▶ Short task
In your copy, reproduce the entries exactly as they are, minus the images.

▶ Excerpted data

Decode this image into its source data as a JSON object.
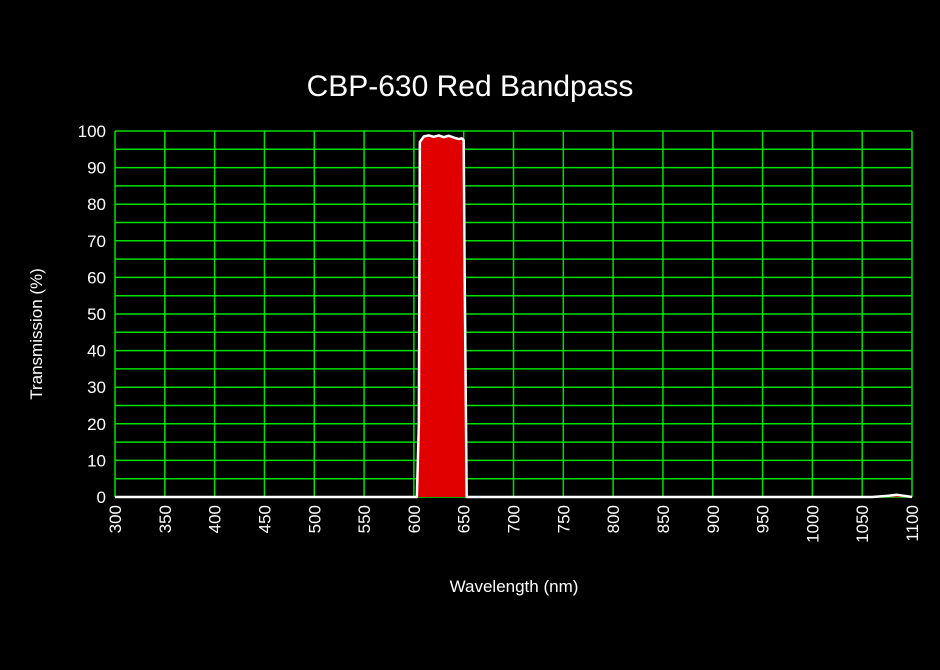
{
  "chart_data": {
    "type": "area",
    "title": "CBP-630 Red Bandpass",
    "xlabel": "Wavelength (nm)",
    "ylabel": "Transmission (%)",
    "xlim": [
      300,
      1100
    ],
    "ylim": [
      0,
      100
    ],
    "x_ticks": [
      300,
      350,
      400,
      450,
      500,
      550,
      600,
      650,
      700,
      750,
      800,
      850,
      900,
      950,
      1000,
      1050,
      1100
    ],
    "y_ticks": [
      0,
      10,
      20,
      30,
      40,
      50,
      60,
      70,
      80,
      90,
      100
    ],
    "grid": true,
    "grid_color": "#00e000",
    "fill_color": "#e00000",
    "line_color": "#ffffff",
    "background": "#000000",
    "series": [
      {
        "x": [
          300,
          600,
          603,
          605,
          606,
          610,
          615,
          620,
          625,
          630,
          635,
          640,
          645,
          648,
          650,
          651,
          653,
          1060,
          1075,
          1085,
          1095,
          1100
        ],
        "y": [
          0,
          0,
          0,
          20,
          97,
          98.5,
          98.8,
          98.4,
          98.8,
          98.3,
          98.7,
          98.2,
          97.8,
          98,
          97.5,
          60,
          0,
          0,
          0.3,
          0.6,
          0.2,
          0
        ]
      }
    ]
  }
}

▶ Output for this exercise
Decode this image into its source data as a JSON object.
{
  "chart_data": {
    "type": "area",
    "title": "CBP-630 Red Bandpass",
    "xlabel": "Wavelength (nm)",
    "ylabel": "Transmission (%)",
    "xlim": [
      300,
      1100
    ],
    "ylim": [
      0,
      100
    ],
    "x_ticks": [
      300,
      350,
      400,
      450,
      500,
      550,
      600,
      650,
      700,
      750,
      800,
      850,
      900,
      950,
      1000,
      1050,
      1100
    ],
    "y_ticks": [
      0,
      10,
      20,
      30,
      40,
      50,
      60,
      70,
      80,
      90,
      100
    ],
    "grid": true,
    "grid_color": "#00e000",
    "fill_color": "#e00000",
    "line_color": "#ffffff",
    "background": "#000000",
    "series": [
      {
        "x": [
          300,
          600,
          603,
          605,
          606,
          610,
          615,
          620,
          625,
          630,
          635,
          640,
          645,
          648,
          650,
          651,
          653,
          1060,
          1075,
          1085,
          1095,
          1100
        ],
        "y": [
          0,
          0,
          0,
          20,
          97,
          98.5,
          98.8,
          98.4,
          98.8,
          98.3,
          98.7,
          98.2,
          97.8,
          98,
          97.5,
          60,
          0,
          0,
          0.3,
          0.6,
          0.2,
          0
        ]
      }
    ]
  }
}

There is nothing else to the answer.